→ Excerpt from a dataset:
## begin

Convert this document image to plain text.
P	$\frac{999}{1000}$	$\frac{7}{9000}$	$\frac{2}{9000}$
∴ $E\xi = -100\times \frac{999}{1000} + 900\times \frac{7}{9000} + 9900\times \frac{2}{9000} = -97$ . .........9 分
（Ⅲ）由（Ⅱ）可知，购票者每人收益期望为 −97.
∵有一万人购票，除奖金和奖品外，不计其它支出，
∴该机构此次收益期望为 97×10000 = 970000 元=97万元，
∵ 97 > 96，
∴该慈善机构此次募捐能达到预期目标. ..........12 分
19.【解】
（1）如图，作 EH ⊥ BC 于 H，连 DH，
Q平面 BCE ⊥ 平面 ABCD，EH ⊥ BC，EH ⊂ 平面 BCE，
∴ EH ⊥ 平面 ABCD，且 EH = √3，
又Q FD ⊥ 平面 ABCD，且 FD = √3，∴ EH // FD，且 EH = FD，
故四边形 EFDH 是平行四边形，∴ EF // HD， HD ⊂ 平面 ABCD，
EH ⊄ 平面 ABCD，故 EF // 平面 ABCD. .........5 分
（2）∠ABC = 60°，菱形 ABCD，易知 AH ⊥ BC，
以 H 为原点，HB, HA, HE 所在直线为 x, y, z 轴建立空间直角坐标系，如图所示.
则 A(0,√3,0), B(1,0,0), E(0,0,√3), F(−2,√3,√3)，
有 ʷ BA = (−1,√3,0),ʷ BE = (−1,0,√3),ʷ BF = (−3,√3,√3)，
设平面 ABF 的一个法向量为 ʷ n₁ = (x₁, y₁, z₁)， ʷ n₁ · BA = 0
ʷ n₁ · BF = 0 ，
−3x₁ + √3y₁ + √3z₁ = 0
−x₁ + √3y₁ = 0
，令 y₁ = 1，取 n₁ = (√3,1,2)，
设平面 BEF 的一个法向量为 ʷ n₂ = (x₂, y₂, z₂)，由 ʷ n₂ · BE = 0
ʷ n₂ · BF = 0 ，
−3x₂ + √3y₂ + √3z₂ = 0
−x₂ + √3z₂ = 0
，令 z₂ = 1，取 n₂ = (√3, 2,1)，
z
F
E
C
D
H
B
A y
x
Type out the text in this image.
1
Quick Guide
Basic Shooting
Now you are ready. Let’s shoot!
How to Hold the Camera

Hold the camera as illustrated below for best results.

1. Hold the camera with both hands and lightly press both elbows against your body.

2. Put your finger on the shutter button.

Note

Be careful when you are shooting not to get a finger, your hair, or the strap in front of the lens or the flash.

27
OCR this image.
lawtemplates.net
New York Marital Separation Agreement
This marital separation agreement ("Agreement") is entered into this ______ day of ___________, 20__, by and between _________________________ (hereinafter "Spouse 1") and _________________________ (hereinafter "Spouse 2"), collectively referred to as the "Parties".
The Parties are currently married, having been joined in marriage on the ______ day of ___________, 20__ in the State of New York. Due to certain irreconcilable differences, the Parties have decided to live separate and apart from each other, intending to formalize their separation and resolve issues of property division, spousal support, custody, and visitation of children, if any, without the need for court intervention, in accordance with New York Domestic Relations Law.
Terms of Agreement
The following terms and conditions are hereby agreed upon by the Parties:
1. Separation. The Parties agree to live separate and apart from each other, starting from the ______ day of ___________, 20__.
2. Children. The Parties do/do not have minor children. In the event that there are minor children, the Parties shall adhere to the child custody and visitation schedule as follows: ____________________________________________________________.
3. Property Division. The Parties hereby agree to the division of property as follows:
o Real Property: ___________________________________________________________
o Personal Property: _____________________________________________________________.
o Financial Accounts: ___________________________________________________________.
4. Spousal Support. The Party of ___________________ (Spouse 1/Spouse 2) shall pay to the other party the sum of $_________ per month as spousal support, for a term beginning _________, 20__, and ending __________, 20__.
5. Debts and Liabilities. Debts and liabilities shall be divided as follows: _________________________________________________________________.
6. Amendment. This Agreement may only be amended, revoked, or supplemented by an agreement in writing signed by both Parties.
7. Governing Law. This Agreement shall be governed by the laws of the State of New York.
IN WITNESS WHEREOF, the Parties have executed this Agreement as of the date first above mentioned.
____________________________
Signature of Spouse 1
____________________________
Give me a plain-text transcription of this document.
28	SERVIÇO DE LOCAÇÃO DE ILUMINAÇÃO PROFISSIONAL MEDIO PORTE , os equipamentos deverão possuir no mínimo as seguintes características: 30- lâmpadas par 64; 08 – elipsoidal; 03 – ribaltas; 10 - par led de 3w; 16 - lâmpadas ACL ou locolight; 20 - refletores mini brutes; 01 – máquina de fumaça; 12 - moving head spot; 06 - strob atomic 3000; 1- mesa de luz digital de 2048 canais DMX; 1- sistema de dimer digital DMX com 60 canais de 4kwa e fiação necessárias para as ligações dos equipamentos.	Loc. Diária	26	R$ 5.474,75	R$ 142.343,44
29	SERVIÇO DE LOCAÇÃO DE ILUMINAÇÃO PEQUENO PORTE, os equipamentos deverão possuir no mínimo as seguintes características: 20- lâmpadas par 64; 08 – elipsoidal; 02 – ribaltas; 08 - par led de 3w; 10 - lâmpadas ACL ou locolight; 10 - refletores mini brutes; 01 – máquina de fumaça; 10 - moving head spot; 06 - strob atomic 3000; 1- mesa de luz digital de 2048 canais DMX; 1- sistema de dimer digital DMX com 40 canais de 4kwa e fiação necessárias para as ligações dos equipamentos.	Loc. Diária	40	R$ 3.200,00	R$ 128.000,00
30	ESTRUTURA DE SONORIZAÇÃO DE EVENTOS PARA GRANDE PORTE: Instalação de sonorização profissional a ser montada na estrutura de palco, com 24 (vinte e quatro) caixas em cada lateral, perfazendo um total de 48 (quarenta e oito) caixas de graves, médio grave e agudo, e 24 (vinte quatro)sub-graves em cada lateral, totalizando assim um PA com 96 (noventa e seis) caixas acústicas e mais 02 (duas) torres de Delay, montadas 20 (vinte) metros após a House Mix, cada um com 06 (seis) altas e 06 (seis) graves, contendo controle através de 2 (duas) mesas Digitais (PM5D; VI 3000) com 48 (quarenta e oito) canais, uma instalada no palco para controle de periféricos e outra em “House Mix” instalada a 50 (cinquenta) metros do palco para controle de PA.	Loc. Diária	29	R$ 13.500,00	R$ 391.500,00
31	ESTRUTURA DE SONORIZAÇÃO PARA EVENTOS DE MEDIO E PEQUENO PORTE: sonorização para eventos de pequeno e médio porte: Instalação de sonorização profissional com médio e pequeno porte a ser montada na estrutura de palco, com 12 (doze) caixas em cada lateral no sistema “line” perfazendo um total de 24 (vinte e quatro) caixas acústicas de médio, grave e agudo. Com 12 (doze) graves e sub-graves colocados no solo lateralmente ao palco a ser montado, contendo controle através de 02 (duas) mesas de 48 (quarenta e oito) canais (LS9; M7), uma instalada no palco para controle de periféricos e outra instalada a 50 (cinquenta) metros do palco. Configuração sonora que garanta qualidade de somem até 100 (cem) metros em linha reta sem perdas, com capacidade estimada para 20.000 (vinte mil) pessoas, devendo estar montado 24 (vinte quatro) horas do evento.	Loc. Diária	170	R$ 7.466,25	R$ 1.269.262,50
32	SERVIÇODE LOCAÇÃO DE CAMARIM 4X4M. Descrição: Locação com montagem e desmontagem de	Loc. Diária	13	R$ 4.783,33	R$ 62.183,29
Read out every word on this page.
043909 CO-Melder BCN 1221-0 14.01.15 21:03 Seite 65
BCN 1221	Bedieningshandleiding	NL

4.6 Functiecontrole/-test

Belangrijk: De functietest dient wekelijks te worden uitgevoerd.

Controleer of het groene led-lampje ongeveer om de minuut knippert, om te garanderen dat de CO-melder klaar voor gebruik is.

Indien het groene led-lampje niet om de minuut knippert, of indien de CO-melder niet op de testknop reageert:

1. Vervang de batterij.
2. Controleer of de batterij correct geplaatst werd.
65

## end

→ OBJECTIVE: Pull out and copy each line containing the string "Hold".

→ EXERCISE OUTPUT:
How to Hold the Camera
Hold the camera as illustrated below for best results.
1. Hold the camera with both hands and lightly press both elbows against your body.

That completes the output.